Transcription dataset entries
⁂

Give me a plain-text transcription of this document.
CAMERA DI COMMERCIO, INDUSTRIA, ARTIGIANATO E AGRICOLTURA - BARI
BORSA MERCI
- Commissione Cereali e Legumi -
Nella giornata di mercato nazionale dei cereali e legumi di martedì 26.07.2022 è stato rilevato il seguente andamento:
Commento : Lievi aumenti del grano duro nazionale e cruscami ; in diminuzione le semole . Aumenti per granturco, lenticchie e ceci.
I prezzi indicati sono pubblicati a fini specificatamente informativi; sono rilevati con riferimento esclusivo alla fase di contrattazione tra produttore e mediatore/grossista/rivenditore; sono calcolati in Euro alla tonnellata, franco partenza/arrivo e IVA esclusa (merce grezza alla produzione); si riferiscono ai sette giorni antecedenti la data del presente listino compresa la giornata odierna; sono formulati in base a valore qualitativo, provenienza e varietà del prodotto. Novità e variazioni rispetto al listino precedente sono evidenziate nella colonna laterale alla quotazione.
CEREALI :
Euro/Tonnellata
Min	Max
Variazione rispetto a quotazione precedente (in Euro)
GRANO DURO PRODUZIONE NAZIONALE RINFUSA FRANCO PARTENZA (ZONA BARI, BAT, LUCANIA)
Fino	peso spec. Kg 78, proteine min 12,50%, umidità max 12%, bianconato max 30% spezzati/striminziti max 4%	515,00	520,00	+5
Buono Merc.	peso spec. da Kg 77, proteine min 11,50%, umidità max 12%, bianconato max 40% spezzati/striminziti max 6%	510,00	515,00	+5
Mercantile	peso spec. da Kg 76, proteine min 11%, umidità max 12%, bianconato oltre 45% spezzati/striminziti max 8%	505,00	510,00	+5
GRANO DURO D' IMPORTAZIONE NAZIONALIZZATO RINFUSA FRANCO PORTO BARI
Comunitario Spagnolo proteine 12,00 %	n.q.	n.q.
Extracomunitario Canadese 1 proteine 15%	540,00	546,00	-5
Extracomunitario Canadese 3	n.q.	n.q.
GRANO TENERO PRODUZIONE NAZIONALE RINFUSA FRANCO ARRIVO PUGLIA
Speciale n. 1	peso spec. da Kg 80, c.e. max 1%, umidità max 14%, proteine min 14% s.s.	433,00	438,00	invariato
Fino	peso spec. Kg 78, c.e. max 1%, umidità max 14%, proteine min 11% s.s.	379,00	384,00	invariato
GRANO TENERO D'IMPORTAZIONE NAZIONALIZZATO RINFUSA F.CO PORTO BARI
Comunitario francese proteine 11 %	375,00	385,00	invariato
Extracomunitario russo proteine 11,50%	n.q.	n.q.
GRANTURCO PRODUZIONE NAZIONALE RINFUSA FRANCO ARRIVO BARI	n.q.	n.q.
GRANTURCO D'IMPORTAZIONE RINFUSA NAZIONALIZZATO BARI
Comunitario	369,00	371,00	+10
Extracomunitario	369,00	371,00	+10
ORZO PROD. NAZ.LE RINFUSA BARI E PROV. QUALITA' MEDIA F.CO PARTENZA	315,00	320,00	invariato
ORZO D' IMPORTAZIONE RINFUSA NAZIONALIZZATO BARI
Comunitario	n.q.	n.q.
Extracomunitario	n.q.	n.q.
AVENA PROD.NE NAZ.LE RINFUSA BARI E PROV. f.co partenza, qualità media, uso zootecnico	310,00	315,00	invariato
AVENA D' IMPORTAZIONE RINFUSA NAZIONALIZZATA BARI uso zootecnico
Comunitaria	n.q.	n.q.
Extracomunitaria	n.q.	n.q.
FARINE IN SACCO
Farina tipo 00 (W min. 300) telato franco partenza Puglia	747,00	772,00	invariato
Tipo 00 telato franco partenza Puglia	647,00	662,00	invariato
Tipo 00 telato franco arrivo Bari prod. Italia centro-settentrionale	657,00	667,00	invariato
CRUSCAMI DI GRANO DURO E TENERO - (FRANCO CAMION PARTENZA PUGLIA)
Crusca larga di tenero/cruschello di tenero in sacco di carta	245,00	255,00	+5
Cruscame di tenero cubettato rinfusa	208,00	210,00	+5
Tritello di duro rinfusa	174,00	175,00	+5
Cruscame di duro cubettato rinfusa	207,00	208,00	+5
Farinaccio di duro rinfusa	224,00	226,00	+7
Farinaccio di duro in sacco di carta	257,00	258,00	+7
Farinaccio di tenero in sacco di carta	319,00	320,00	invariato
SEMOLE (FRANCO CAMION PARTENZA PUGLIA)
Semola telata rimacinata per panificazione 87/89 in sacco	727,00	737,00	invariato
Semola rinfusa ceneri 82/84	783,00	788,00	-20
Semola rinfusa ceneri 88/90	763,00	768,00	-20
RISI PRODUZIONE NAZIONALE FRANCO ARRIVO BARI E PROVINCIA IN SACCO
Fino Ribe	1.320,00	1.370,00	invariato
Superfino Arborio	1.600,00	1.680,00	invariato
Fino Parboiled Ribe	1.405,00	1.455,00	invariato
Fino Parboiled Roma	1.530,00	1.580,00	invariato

⁂

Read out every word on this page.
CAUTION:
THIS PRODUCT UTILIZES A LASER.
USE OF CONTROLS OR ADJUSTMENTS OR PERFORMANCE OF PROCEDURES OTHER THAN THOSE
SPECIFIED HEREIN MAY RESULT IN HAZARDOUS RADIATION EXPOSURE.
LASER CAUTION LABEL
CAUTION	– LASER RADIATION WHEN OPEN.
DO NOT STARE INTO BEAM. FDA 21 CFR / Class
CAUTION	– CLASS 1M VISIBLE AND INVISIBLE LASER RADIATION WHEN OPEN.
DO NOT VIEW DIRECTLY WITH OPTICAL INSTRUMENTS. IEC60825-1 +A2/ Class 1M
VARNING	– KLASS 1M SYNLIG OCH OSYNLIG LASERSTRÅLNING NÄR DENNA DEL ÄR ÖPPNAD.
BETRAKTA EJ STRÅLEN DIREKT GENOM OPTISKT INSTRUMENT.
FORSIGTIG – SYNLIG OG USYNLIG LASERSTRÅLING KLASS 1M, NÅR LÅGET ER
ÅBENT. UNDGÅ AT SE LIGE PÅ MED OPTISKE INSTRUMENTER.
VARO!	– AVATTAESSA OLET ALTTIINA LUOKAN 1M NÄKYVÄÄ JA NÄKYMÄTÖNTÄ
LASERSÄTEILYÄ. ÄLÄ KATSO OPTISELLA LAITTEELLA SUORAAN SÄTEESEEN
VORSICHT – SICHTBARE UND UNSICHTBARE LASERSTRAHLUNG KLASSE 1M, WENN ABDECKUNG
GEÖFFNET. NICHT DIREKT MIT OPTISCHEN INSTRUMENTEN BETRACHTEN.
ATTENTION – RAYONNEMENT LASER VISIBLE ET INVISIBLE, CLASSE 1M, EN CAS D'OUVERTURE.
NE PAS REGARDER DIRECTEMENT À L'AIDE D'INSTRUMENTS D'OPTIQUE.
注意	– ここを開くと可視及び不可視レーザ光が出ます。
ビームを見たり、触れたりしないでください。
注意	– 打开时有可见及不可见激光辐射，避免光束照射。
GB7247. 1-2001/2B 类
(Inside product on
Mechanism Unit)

⁂

**What this task involves**
Read the data above and pull out each line that holds the string "Farinaccio".

**Answer space**
Farinaccio di duro rinfusa	224,00	226,00	+7
Farinaccio di duro in sacco di carta	257,00	258,00	+7
Farinaccio di tenero in sacco di carta	319,00	320,00	invariato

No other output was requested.